## TASK STATEMENT
Write the listing out again, all of it, word for word.

## ENTRIES SHOWN
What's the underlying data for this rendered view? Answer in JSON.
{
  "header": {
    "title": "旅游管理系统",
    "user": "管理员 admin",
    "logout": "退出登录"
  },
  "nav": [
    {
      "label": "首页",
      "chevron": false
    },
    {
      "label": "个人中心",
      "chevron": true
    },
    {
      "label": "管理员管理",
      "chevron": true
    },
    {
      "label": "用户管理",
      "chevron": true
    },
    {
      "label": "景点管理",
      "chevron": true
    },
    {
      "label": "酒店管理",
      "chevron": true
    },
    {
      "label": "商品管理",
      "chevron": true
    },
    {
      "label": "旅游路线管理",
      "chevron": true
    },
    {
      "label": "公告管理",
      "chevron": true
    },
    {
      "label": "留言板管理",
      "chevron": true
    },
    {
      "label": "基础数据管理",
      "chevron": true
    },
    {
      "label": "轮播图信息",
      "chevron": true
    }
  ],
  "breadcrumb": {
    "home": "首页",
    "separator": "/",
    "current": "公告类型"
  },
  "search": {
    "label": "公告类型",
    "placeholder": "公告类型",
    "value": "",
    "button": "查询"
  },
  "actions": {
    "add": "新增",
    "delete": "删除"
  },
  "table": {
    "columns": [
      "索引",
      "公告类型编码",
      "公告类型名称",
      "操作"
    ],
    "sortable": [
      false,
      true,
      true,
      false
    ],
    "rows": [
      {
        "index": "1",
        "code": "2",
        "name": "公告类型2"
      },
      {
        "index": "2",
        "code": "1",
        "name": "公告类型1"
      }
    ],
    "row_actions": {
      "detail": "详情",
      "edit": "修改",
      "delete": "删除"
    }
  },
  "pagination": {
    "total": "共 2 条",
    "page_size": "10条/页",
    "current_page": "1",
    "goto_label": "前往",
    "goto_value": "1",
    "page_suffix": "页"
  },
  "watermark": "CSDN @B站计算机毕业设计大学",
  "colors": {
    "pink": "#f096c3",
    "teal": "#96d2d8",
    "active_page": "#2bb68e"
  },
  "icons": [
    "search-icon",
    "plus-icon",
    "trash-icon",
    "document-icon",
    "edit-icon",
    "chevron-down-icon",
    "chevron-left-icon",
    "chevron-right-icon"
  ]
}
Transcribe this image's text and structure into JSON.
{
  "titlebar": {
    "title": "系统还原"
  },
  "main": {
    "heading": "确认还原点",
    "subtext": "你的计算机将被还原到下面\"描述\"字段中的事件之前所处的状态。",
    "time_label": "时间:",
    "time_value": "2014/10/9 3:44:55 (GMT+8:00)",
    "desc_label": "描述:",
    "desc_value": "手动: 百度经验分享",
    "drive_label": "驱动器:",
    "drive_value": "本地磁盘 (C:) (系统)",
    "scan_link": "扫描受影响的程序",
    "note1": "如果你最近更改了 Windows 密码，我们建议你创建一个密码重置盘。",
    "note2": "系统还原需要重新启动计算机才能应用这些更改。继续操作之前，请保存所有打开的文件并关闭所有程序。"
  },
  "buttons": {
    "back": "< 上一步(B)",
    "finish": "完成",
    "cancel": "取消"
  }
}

## ANSWER TO THE PROBLEM
What's the underlying data for this rendered view? Answer in JSON.
{
  "header": {
    "title": "旅游管理系统",
    "user": "管理员 admin",
    "logout": "退出登录"
  },
  "nav": [
    {
      "label": "首页",
      "chevron": false
    },
    {
      "label": "个人中心",
      "chevron": true
    },
    {
      "label": "管理员管理",
      "chevron": true
    },
    {
      "label": "用户管理",
      "chevron": true
    },
    {
      "label": "景点管理",
      "chevron": true
    },
    {
      "label": "酒店管理",
      "chevron": true
    },
    {
      "label": "商品管理",
      "chevron": true
    },
    {
      "label": "旅游路线管理",
      "chevron": true
    },
    {
      "label": "公告管理",
      "chevron": true
    },
    {
      "label": "留言板管理",
      "chevron": true
    },
    {
      "label": "基础数据管理",
      "chevron": true
    },
    {
      "label": "轮播图信息",
      "chevron": true
    }
  ],
  "breadcrumb": {
    "home": "首页",
    "separator": "/",
    "current": "公告类型"
  },
  "search": {
    "label": "公告类型",
    "placeholder": "公告类型",
    "value": "",
    "button": "查询"
  },
  "actions": {
    "add": "新增",
    "delete": "删除"
  },
  "table": {
    "columns": [
      "索引",
      "公告类型编码",
      "公告类型名称",
      "操作"
    ],
    "sortable": [
      false,
      true,
      true,
      false
    ],
    "rows": [
      {
        "index": "1",
        "code": "2",
        "name": "公告类型2"
      },
      {
        "index": "2",
        "code": "1",
        "name": "公告类型1"
      }
    ],
    "row_actions": {
      "detail": "详情",
      "edit": "修改",
      "delete": "删除"
    }
  },
  "pagination": {
    "total": "共 2 条",
    "page_size": "10条/页",
    "current_page": "1",
    "goto_label": "前往",
    "goto_value": "1",
    "page_suffix": "页"
  },
  "watermark": "CSDN @B站计算机毕业设计大学",
  "colors": {
    "pink": "#f096c3",
    "teal": "#96d2d8",
    "active_page": "#2bb68e"
  },
  "icons": [
    "search-icon",
    "plus-icon",
    "trash-icon",
    "document-icon",
    "edit-icon",
    "chevron-down-icon",
    "chevron-left-icon",
    "chevron-right-icon"
  ]
}
Transcribe this image's text and structure into JSON.
{
  "titlebar": {
    "title": "系统还原"
  },
  "main": {
    "heading": "确认还原点",
    "subtext": "你的计算机将被还原到下面\"描述\"字段中的事件之前所处的状态。",
    "time_label": "时间:",
    "time_value": "2014/10/9 3:44:55 (GMT+8:00)",
    "desc_label": "描述:",
    "desc_value": "手动: 百度经验分享",
    "drive_label": "驱动器:",
    "drive_value": "本地磁盘 (C:) (系统)",
    "scan_link": "扫描受影响的程序",
    "note1": "如果你最近更改了 Windows 密码，我们建议你创建一个密码重置盘。",
    "note2": "系统还原需要重新启动计算机才能应用这些更改。继续操作之前，请保存所有打开的文件并关闭所有程序。"
  },
  "buttons": {
    "back": "< 上一步(B)",
    "finish": "完成",
    "cancel": "取消"
  }
}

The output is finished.